**Excerto de texto**
A UMAR e o(s) feminismo(s): parte III
[Continuação da entrevista à vice-presidente da União de Mulheres Alternativa e Resposta (UMAR), Maria José Magalhães.]
3. A fundadora do Movimento da Libertação das Mulheres, Maria Teresa Horta, sustenta que uma feminista, hoje, “tem de ser muito mais criativa e ousada, maleável sem quebrar, implacável sem ter que chegar ao braço de ferro”. Como é que a UMAR interpreta esta afirmação?
M.J.Magalhães: Maria Teresa Horta é e será sempre uma fonte de inspiração para mim e para a UMAR. Digo-lhe que já reflecti muitas vezes sobre esta frase de MTH, que ela proferiu no I Encontro sobre o Movimento Feminista organizado em Lisboa pela UMAR.

**Registos de dados**
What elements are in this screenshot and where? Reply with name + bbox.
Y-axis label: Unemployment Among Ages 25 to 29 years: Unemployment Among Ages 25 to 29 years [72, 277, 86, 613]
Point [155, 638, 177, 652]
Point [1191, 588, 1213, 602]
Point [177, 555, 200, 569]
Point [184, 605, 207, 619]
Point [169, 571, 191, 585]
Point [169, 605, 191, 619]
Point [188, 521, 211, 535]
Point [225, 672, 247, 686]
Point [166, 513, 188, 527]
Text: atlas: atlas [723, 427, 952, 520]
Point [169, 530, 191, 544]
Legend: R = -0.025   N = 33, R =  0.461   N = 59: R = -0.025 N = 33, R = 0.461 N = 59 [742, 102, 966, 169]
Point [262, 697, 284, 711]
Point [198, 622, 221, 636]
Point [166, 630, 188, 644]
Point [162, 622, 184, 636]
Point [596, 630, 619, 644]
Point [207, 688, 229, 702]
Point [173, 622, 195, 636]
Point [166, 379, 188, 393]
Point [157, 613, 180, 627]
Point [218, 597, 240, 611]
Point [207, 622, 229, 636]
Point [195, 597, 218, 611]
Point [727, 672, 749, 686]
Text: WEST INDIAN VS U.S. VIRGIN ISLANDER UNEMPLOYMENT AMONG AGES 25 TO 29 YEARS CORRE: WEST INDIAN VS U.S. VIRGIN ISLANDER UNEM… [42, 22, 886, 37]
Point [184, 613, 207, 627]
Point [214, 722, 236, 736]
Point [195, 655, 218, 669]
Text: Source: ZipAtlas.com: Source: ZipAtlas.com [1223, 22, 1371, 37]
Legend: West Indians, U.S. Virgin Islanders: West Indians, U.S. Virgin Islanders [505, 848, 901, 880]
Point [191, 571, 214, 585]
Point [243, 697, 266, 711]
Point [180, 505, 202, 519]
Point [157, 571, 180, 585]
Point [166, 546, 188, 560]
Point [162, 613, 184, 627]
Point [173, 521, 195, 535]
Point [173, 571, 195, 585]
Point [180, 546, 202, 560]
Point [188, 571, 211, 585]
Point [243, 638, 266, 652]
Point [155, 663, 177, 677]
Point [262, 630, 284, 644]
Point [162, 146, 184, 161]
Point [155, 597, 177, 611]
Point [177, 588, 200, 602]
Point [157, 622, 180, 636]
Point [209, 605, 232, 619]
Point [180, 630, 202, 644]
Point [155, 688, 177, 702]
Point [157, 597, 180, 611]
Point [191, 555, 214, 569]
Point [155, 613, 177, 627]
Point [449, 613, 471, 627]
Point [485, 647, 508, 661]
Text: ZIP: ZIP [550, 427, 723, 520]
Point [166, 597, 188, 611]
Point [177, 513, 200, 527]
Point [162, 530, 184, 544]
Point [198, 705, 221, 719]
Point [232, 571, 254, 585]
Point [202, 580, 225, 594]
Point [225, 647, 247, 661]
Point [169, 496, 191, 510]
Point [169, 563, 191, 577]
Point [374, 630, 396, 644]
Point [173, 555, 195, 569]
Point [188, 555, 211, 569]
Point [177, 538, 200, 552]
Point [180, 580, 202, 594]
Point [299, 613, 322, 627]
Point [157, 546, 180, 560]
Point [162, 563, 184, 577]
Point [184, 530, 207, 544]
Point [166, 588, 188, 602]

**Lista de tarefas**
[1] Segundo a frase de Maria Teresa Horta citada no excerto, que qualidades deve hoje ter uma feminista? Enumere-as todas.
[2] De acordo com o excerto, em que ocasião proferiu Maria Teresa Horta essa frase?
Os dados provêm de uma fonte diferente da do excerto.

**Soluções por ordem**
[1] Criativa, ousada, maleável sem quebrar, implacável sem ter que chegar ao braço de ferro.

[2] No I Encontro sobre o Movimento Feminista, organizado em Lisboa pela UMAR.